§ **PROBLEM**: Write out the material exactly, with the pictures left out.

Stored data
-- BEGIN --
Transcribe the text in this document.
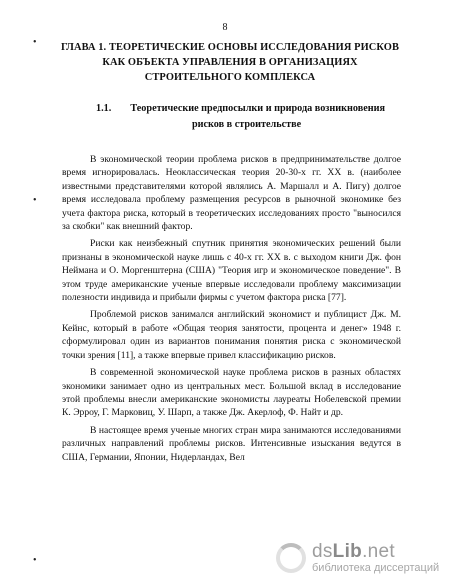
8
•
•
•
ГЛАВА 1. ТЕОРЕТИЧЕСКИЕ ОСНОВЫ ИССЛЕДОВАНИЯ РИСКОВ КАК ОБЪЕКТА УПРАВЛЕНИЯ В ОРГАНИЗАЦИЯХ СТРОИТЕЛЬНОГО КОМПЛЕКСА
1.1. Теоретические предпосылки и природа возникновения
рисков в строительстве

В экономической теории проблема рисков в предпринимательстве долгое время игнорировалась. Неоклассическая теория 20-30-х гг. XX в. (наиболее известными представителями которой являлись А. Маршалл и А. Пигу) долгое время исследовала проблему размещения ресурсов в рыночной экономике без учета фактора риска, который в теоретических исследованиях просто "выносился за скобки" как внешний фактор.

Риски как неизбежный спутник принятия экономических решений были признаны в экономической науке лишь с 40-х гг. XX в. с выходом книги Дж. фон Неймана и О. Моргенштерна (США) "Теория игр и экономическое поведение". В этом труде американские ученые впервые исследовали проблему максимизации полезности индивида и прибыли фирмы с учетом фактора риска [77].

Проблемой рисков занимался английский экономист и публицист Дж. М. Кейнс, который в работе «Общая теория занятости, процента и денег» 1948 г. сформулировал один из вариантов понимания понятия риска с экономической точки зрения [11], а также впервые привел классификацию рисков.

В современной экономической науке проблема рисков в разных областях экономики занимает одно из центральных мест. Большой вклад в исследование этой проблемы внесли американские экономисты лауреаты Нобелевской премии К. Эрроу, Г. Марковиц, У. Шарп, а также Дж. Акерлоф, Ф. Найт и др.

В настоящее время ученые многих стран мира занимаются исследованиями различных направлений проблемы рисков. Интенсивные изыскания ведутся в США, Германии, Японии, Нидерландах, Вел

dsLib.net
библиотека диссертаций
-- END --
§ **ANSWER TO THE TASK**:
Transcribe the text in this document.
8
•
•
•
ГЛАВА 1. ТЕОРЕТИЧЕСКИЕ ОСНОВЫ ИССЛЕДОВАНИЯ РИСКОВ КАК ОБЪЕКТА УПРАВЛЕНИЯ В ОРГАНИЗАЦИЯХ СТРОИТЕЛЬНОГО КОМПЛЕКСА
1.1. Теоретические предпосылки и природа возникновения
рисков в строительстве

В экономической теории проблема рисков в предпринимательстве долгое время игнорировалась. Неоклассическая теория 20-30-х гг. XX в. (наиболее известными представителями которой являлись А. Маршалл и А. Пигу) долгое время исследовала проблему размещения ресурсов в рыночной экономике без учета фактора риска, который в теоретических исследованиях просто "выносился за скобки" как внешний фактор.

Риски как неизбежный спутник принятия экономических решений были признаны в экономической науке лишь с 40-х гг. XX в. с выходом книги Дж. фон Неймана и О. Моргенштерна (США) "Теория игр и экономическое поведение". В этом труде американские ученые впервые исследовали проблему максимизации полезности индивида и прибыли фирмы с учетом фактора риска [77].

Проблемой рисков занимался английский экономист и публицист Дж. М. Кейнс, который в работе «Общая теория занятости, процента и денег» 1948 г. сформулировал один из вариантов понимания понятия риска с экономической точки зрения [11], а также впервые привел классификацию рисков.

В современной экономической науке проблема рисков в разных областях экономики занимает одно из центральных мест. Большой вклад в исследование этой проблемы внесли американские экономисты лауреаты Нобелевской премии К. Эрроу, Г. Марковиц, У. Шарп, а также Дж. Акерлоф, Ф. Найт и др.

В настоящее время ученые многих стран мира занимаются исследованиями различных направлений проблемы рисков. Интенсивные изыскания ведутся в США, Германии, Японии, Нидерландах, Вел

dsLib.net
библиотека диссертаций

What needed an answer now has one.